>> begin Record excerpts
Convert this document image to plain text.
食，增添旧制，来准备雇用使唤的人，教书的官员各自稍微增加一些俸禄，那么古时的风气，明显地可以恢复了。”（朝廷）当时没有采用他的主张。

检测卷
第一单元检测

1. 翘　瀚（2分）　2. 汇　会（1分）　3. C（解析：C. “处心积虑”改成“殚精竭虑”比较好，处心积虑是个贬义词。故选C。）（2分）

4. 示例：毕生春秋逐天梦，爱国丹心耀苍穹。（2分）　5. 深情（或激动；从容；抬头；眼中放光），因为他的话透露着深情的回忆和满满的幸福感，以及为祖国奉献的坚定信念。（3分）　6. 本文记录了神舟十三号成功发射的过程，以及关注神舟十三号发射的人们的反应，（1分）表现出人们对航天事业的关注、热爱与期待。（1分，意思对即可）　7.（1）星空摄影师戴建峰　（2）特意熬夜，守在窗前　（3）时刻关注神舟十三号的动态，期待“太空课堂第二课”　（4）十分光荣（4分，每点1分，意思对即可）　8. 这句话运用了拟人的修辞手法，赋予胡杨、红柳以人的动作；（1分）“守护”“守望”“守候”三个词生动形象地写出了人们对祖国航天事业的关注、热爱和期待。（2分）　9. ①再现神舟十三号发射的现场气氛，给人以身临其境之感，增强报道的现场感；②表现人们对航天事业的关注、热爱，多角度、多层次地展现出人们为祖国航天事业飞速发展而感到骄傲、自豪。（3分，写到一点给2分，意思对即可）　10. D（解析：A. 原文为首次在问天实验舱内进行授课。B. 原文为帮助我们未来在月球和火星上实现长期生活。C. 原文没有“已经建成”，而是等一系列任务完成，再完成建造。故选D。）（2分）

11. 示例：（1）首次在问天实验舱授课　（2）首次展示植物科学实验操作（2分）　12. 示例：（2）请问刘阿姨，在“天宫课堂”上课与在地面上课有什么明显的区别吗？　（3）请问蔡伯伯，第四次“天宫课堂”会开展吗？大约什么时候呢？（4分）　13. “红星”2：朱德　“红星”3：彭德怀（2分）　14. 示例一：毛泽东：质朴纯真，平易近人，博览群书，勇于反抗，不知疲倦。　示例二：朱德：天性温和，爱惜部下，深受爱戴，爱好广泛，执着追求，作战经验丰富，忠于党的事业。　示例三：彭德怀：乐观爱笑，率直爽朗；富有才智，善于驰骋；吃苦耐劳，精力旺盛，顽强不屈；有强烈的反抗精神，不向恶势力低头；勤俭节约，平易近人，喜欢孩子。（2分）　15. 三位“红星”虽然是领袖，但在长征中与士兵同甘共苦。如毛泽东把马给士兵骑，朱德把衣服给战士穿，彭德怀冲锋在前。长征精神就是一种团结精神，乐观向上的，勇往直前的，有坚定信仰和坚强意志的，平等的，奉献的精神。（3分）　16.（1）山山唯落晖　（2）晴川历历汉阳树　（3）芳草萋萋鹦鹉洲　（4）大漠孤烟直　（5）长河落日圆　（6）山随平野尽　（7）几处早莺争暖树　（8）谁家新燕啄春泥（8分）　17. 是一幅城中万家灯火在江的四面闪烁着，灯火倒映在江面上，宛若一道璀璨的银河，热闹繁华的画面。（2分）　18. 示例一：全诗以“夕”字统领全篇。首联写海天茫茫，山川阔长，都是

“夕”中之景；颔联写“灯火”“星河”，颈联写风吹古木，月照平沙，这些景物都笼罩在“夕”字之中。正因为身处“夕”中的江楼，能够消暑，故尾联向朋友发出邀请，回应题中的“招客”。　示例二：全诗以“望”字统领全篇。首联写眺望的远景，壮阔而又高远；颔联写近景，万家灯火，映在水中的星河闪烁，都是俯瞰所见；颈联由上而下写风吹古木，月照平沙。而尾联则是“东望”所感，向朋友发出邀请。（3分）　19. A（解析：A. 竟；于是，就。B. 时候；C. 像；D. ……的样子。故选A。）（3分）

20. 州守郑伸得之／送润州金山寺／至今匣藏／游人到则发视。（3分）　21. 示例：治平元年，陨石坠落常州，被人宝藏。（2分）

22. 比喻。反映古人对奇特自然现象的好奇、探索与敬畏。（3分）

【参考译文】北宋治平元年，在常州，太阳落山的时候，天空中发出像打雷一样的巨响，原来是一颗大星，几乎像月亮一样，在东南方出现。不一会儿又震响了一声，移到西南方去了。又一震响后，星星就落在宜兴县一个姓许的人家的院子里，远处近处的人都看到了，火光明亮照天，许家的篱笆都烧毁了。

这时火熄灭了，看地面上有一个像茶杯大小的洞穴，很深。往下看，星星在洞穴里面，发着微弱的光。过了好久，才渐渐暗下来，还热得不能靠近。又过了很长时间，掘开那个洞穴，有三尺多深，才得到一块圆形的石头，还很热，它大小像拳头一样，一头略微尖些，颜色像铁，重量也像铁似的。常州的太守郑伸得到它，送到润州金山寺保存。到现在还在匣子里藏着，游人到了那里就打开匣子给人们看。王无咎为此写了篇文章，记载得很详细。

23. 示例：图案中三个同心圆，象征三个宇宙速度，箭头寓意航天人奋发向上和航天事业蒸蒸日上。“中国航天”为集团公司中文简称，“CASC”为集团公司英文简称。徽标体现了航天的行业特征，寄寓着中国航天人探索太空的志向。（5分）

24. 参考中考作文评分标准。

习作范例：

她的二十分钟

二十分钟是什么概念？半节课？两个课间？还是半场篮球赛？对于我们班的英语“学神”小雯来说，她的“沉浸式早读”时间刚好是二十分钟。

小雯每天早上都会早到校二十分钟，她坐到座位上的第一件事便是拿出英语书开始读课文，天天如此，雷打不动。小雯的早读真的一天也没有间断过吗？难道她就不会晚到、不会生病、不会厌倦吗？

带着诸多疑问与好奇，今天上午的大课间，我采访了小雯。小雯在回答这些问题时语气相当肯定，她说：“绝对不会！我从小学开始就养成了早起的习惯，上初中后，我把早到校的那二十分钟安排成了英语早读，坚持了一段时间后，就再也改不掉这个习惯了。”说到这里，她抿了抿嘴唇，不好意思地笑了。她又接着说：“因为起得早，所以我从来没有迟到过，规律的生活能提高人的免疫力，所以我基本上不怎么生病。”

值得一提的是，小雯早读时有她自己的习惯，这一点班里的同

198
>> end Record excerpts
■ **What you are asked to do**: Restate every line of the data word for word.

■ **Solution**:
Convert this document image to plain text.
食，增添旧制，来准备雇用使唤的人，教书的官员各自稍微增加一些俸禄，那么古时的风气，明显地可以恢复了。”（朝廷）当时没有采用他的主张。

检测卷
第一单元检测

1. 翘　瀚（2分）　2. 汇　会（1分）　3. C（解析：C. “处心积虑”改成“殚精竭虑”比较好，处心积虑是个贬义词。故选C。）（2分）

4. 示例：毕生春秋逐天梦，爱国丹心耀苍穹。（2分）　5. 深情（或激动；从容；抬头；眼中放光），因为他的话透露着深情的回忆和满满的幸福感，以及为祖国奉献的坚定信念。（3分）　6. 本文记录了神舟十三号成功发射的过程，以及关注神舟十三号发射的人们的反应，（1分）表现出人们对航天事业的关注、热爱与期待。（1分，意思对即可）　7.（1）星空摄影师戴建峰　（2）特意熬夜，守在窗前　（3）时刻关注神舟十三号的动态，期待“太空课堂第二课”　（4）十分光荣（4分，每点1分，意思对即可）　8. 这句话运用了拟人的修辞手法，赋予胡杨、红柳以人的动作；（1分）“守护”“守望”“守候”三个词生动形象地写出了人们对祖国航天事业的关注、热爱和期待。（2分）　9. ①再现神舟十三号发射的现场气氛，给人以身临其境之感，增强报道的现场感；②表现人们对航天事业的关注、热爱，多角度、多层次地展现出人们为祖国航天事业飞速发展而感到骄傲、自豪。（3分，写到一点给2分，意思对即可）　10. D（解析：A. 原文为首次在问天实验舱内进行授课。B. 原文为帮助我们未来在月球和火星上实现长期生活。C. 原文没有“已经建成”，而是等一系列任务完成，再完成建造。故选D。）（2分）

11. 示例：（1）首次在问天实验舱授课　（2）首次展示植物科学实验操作（2分）　12. 示例：（2）请问刘阿姨，在“天宫课堂”上课与在地面上课有什么明显的区别吗？　（3）请问蔡伯伯，第四次“天宫课堂”会开展吗？大约什么时候呢？（4分）　13. “红星”2：朱德　“红星”3：彭德怀（2分）　14. 示例一：毛泽东：质朴纯真，平易近人，博览群书，勇于反抗，不知疲倦。　示例二：朱德：天性温和，爱惜部下，深受爱戴，爱好广泛，执着追求，作战经验丰富，忠于党的事业。　示例三：彭德怀：乐观爱笑，率直爽朗；富有才智，善于驰骋；吃苦耐劳，精力旺盛，顽强不屈；有强烈的反抗精神，不向恶势力低头；勤俭节约，平易近人，喜欢孩子。（2分）　15. 三位“红星”虽然是领袖，但在长征中与士兵同甘共苦。如毛泽东把马给士兵骑，朱德把衣服给战士穿，彭德怀冲锋在前。长征精神就是一种团结精神，乐观向上的，勇往直前的，有坚定信仰和坚强意志的，平等的，奉献的精神。（3分）　16.（1）山山唯落晖　（2）晴川历历汉阳树　（3）芳草萋萋鹦鹉洲　（4）大漠孤烟直　（5）长河落日圆　（6）山随平野尽　（7）几处早莺争暖树　（8）谁家新燕啄春泥（8分）　17. 是一幅城中万家灯火在江的四面闪烁着，灯火倒映在江面上，宛若一道璀璨的银河，热闹繁华的画面。（2分）　18. 示例一：全诗以“夕”字统领全篇。首联写海天茫茫，山川阔长，都是

“夕”中之景；颔联写“灯火”“星河”，颈联写风吹古木，月照平沙，这些景物都笼罩在“夕”字之中。正因为身处“夕”中的江楼，能够消暑，故尾联向朋友发出邀请，回应题中的“招客”。　示例二：全诗以“望”字统领全篇。首联写眺望的远景，壮阔而又高远；颔联写近景，万家灯火，映在水中的星河闪烁，都是俯瞰所见；颈联由上而下写风吹古木，月照平沙。而尾联则是“东望”所感，向朋友发出邀请。（3分）　19. A（解析：A. 竟；于是，就。B. 时候；C. 像；D. ……的样子。故选A。）（3分）

20. 州守郑伸得之／送润州金山寺／至今匣藏／游人到则发视。（3分）　21. 示例：治平元年，陨石坠落常州，被人宝藏。（2分）

22. 比喻。反映古人对奇特自然现象的好奇、探索与敬畏。（3分）

【参考译文】北宋治平元年，在常州，太阳落山的时候，天空中发出像打雷一样的巨响，原来是一颗大星，几乎像月亮一样，在东南方出现。不一会儿又震响了一声，移到西南方去了。又一震响后，星星就落在宜兴县一个姓许的人家的院子里，远处近处的人都看到了，火光明亮照天，许家的篱笆都烧毁了。

这时火熄灭了，看地面上有一个像茶杯大小的洞穴，很深。往下看，星星在洞穴里面，发着微弱的光。过了好久，才渐渐暗下来，还热得不能靠近。又过了很长时间，掘开那个洞穴，有三尺多深，才得到一块圆形的石头，还很热，它大小像拳头一样，一头略微尖些，颜色像铁，重量也像铁似的。常州的太守郑伸得到它，送到润州金山寺保存。到现在还在匣子里藏着，游人到了那里就打开匣子给人们看。王无咎为此写了篇文章，记载得很详细。

23. 示例：图案中三个同心圆，象征三个宇宙速度，箭头寓意航天人奋发向上和航天事业蒸蒸日上。“中国航天”为集团公司中文简称，“CASC”为集团公司英文简称。徽标体现了航天的行业特征，寄寓着中国航天人探索太空的志向。（5分）

24. 参考中考作文评分标准。

习作范例：

她的二十分钟

二十分钟是什么概念？半节课？两个课间？还是半场篮球赛？对于我们班的英语“学神”小雯来说，她的“沉浸式早读”时间刚好是二十分钟。

小雯每天早上都会早到校二十分钟，她坐到座位上的第一件事便是拿出英语书开始读课文，天天如此，雷打不动。小雯的早读真的一天也没有间断过吗？难道她就不会晚到、不会生病、不会厌倦吗？

带着诸多疑问与好奇，今天上午的大课间，我采访了小雯。小雯在回答这些问题时语气相当肯定，她说：“绝对不会！我从小学开始就养成了早起的习惯，上初中后，我把早到校的那二十分钟安排成了英语早读，坚持了一段时间后，就再也改不掉这个习惯了。”说到这里，她抿了抿嘴唇，不好意思地笑了。她又接着说：“因为起得早，所以我从来没有迟到过，规律的生活能提高人的免疫力，所以我基本上不怎么生病。”

值得一提的是，小雯早读时有她自己的习惯，这一点班里的同

198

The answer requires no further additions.